◆ **YOUR GOAL**
Collect each line holding the string "name".

■ ■ ■ ■ ■

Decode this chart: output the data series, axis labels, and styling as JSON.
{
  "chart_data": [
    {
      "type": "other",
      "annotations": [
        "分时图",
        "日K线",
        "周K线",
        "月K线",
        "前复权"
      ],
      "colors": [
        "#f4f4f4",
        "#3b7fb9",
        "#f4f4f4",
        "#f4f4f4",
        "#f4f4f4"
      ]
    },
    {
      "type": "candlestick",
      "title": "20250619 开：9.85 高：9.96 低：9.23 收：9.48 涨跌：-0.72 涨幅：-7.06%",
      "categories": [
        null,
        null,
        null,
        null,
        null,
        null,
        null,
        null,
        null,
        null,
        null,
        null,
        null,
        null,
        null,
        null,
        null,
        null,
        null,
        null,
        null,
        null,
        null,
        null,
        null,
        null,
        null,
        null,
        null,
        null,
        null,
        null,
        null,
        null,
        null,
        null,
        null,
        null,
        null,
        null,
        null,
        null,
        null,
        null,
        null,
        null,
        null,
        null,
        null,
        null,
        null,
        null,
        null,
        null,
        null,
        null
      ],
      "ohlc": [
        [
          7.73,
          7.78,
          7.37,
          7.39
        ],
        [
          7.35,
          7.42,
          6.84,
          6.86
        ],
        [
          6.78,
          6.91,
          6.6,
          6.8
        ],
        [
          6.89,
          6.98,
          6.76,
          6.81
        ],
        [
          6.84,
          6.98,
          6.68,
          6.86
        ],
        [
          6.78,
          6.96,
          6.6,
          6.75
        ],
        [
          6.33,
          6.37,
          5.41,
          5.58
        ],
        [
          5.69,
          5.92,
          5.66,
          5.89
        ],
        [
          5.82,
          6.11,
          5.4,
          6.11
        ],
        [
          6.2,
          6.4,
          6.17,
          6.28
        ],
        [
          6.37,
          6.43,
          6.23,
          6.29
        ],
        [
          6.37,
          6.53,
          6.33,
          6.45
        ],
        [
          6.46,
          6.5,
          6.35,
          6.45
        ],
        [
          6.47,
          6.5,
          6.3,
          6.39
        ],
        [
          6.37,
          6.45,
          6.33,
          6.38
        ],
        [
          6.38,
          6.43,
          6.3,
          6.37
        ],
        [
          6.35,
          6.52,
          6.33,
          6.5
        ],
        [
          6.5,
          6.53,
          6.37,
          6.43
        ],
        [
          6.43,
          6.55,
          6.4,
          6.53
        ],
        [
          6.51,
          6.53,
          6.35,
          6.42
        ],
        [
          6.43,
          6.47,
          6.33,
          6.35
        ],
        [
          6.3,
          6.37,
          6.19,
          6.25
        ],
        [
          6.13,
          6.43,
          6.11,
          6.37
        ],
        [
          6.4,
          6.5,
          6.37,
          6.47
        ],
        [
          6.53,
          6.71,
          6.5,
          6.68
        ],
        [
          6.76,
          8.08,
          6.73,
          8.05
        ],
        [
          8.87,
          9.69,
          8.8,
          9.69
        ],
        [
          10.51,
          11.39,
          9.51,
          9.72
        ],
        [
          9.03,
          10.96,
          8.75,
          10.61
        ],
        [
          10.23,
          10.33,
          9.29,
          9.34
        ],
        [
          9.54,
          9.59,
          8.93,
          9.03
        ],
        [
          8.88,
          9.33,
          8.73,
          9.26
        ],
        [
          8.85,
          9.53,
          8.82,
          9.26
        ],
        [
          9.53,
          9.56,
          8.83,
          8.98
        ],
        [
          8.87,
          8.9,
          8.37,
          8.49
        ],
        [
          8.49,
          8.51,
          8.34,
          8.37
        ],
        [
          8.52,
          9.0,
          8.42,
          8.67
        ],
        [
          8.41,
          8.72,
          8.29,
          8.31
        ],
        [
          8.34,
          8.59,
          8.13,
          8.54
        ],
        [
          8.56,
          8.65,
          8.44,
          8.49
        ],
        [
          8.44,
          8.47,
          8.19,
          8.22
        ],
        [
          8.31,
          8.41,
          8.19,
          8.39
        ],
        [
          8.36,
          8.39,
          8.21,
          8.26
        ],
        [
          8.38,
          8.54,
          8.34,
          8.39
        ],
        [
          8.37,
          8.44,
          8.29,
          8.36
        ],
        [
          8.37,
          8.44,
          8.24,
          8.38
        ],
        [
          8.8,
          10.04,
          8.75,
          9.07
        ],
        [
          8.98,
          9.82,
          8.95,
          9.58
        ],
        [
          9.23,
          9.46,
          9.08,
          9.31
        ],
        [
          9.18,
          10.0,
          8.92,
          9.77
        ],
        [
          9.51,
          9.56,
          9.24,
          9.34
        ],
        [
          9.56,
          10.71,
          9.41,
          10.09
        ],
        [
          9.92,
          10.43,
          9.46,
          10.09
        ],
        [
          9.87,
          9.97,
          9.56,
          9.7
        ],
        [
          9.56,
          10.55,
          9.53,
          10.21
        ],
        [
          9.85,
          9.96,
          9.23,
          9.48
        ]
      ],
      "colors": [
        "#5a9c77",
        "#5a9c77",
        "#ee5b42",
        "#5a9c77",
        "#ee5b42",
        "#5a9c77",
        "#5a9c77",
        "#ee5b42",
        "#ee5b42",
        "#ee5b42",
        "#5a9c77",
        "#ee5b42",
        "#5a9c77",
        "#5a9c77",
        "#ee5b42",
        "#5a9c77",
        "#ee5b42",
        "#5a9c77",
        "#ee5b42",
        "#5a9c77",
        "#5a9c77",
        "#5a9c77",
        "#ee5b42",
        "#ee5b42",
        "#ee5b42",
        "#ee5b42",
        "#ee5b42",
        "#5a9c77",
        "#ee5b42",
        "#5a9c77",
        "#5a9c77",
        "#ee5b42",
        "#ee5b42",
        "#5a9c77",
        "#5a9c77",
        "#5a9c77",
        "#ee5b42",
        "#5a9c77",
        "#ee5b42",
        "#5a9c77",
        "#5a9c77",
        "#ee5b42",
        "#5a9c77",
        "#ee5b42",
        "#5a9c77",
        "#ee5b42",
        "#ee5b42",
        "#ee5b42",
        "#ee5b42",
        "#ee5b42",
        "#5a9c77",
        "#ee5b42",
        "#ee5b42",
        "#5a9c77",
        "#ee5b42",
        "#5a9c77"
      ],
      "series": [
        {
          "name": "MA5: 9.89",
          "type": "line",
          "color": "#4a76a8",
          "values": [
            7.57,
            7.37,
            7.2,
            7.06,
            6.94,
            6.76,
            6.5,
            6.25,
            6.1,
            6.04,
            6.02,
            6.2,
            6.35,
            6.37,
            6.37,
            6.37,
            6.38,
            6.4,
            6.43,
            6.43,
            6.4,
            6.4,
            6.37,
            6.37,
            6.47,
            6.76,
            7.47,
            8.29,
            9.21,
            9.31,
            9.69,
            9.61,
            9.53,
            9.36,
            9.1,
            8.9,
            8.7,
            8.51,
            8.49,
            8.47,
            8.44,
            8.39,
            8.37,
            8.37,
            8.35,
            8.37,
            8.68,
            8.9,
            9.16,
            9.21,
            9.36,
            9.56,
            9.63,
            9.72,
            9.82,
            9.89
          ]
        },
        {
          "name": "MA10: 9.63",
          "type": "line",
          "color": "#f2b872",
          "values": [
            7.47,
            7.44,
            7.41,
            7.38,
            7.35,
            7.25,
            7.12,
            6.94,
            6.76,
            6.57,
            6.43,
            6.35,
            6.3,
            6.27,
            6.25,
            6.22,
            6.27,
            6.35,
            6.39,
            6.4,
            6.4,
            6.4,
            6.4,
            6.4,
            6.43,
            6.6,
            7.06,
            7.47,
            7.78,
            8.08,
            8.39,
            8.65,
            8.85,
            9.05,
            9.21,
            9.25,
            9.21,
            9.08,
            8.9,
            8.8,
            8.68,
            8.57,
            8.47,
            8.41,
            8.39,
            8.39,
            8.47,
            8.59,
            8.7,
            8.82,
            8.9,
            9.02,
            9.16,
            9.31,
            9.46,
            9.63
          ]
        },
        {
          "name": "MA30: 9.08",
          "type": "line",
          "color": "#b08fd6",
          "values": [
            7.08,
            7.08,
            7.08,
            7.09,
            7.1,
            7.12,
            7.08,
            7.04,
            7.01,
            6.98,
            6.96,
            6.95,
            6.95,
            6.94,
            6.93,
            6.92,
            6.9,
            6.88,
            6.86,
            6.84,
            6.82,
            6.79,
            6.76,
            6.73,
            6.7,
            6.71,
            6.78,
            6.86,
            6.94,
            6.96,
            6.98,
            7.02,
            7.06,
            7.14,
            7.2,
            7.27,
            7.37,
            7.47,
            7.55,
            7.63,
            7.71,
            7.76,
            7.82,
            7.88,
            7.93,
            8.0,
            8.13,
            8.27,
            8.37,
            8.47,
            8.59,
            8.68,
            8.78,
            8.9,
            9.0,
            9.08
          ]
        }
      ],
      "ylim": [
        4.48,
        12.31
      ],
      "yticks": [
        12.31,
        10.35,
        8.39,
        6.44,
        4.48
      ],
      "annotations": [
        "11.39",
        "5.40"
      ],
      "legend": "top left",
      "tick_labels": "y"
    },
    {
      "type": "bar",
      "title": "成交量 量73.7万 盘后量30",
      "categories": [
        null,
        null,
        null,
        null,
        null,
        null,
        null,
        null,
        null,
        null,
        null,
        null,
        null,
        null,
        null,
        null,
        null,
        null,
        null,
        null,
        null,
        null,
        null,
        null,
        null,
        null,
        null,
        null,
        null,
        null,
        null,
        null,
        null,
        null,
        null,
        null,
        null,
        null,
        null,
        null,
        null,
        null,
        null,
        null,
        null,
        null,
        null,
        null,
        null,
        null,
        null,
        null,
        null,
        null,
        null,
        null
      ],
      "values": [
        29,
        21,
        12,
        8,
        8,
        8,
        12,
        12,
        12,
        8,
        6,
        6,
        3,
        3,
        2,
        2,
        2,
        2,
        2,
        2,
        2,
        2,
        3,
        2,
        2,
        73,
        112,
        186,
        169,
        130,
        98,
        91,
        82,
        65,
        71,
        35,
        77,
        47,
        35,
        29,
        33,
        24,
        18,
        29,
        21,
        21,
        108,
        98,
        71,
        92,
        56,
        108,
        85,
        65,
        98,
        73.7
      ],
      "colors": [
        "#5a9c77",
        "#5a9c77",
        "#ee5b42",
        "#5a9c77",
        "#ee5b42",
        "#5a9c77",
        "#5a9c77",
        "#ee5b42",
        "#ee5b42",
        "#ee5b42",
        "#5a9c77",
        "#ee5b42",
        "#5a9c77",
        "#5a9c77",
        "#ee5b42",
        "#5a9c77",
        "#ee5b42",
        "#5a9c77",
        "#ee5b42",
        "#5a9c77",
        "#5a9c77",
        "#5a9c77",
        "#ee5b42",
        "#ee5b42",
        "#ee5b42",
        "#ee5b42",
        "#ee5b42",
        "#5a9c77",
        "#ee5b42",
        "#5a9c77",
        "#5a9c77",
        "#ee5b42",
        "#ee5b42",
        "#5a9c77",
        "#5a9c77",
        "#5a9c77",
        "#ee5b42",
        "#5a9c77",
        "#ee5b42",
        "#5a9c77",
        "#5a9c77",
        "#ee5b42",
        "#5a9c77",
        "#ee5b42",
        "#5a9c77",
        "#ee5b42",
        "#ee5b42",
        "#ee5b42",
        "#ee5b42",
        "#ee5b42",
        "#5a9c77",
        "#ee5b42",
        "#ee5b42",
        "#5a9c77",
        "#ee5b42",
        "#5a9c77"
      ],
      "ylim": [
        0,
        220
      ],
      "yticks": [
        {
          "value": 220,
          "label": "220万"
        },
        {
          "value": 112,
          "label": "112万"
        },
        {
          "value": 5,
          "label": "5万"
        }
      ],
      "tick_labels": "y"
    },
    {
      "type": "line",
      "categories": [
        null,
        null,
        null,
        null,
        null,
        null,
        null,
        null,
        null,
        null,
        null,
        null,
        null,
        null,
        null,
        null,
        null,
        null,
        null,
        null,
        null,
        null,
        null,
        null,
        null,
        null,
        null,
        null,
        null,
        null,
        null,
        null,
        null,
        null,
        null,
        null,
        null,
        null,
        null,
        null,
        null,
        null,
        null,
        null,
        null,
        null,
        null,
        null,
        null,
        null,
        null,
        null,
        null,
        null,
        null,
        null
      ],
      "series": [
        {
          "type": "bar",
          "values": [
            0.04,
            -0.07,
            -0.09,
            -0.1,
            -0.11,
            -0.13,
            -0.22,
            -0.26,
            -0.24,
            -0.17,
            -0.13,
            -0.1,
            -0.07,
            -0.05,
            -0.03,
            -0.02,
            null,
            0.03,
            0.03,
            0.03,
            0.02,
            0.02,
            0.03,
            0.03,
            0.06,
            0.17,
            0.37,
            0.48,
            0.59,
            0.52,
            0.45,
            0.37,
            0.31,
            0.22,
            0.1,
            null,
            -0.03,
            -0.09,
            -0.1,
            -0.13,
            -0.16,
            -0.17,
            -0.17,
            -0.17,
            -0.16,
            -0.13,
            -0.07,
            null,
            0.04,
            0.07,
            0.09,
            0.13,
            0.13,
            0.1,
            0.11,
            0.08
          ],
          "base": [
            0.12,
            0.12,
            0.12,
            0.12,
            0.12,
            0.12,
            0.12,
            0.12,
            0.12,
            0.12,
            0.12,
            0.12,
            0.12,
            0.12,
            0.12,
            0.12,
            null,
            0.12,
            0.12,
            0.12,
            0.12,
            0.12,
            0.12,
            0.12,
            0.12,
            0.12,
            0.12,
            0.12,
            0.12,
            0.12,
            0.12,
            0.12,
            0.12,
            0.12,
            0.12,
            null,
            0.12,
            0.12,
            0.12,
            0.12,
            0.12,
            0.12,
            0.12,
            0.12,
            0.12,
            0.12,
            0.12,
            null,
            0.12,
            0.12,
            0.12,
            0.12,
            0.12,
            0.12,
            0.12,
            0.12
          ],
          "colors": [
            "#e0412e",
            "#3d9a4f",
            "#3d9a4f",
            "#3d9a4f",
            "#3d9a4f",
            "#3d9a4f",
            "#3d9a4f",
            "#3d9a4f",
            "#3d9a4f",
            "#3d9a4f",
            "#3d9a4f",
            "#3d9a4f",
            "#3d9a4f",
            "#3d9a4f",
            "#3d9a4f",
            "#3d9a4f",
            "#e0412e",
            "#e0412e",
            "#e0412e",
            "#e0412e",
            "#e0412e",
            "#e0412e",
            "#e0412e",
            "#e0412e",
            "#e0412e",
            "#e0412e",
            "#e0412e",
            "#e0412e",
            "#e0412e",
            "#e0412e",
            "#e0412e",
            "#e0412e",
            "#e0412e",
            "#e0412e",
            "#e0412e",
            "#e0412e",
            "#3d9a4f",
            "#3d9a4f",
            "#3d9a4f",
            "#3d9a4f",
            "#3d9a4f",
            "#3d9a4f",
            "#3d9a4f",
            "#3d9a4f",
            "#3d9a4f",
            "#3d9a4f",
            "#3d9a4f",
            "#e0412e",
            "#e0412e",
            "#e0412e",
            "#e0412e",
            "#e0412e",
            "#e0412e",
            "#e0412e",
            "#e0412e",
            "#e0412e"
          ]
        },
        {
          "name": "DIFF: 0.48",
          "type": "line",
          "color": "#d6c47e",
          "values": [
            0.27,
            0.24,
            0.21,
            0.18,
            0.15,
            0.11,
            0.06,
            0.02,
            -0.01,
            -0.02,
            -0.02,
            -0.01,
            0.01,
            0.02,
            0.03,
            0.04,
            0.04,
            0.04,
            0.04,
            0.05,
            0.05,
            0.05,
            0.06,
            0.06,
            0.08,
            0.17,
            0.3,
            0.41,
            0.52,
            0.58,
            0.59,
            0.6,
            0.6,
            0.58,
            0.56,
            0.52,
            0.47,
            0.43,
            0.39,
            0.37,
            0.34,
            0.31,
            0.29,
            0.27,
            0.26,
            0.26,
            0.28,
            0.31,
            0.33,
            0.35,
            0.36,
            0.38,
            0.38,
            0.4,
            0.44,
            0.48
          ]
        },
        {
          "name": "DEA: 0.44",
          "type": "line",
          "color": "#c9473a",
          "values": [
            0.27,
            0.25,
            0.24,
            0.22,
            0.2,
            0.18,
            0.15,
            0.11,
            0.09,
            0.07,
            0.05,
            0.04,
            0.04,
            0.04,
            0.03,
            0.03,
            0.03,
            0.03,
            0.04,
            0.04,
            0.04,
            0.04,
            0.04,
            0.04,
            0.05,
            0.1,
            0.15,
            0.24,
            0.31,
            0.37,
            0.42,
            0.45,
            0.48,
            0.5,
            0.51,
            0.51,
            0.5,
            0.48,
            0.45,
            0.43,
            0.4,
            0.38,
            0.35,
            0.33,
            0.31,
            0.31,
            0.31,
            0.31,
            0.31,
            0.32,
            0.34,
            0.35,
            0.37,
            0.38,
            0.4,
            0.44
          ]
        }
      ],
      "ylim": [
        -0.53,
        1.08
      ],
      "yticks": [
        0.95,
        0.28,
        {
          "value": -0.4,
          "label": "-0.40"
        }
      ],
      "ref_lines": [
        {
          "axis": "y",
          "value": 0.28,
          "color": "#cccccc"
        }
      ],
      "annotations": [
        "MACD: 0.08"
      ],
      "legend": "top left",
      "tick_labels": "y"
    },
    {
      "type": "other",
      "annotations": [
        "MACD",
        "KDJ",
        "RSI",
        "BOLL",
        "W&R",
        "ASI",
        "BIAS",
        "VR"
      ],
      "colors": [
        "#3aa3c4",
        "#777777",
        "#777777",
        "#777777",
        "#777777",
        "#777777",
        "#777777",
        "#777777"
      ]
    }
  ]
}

■ ■ ■ ■ ■

◆ **FINAL ANSWER**
          "name": "MA5: 9.89",
          "name": "MA10: 9.63",
          "name": "MA30: 9.08",
          "name": "DIFF: 0.48",
          "name": "DEA: 0.44",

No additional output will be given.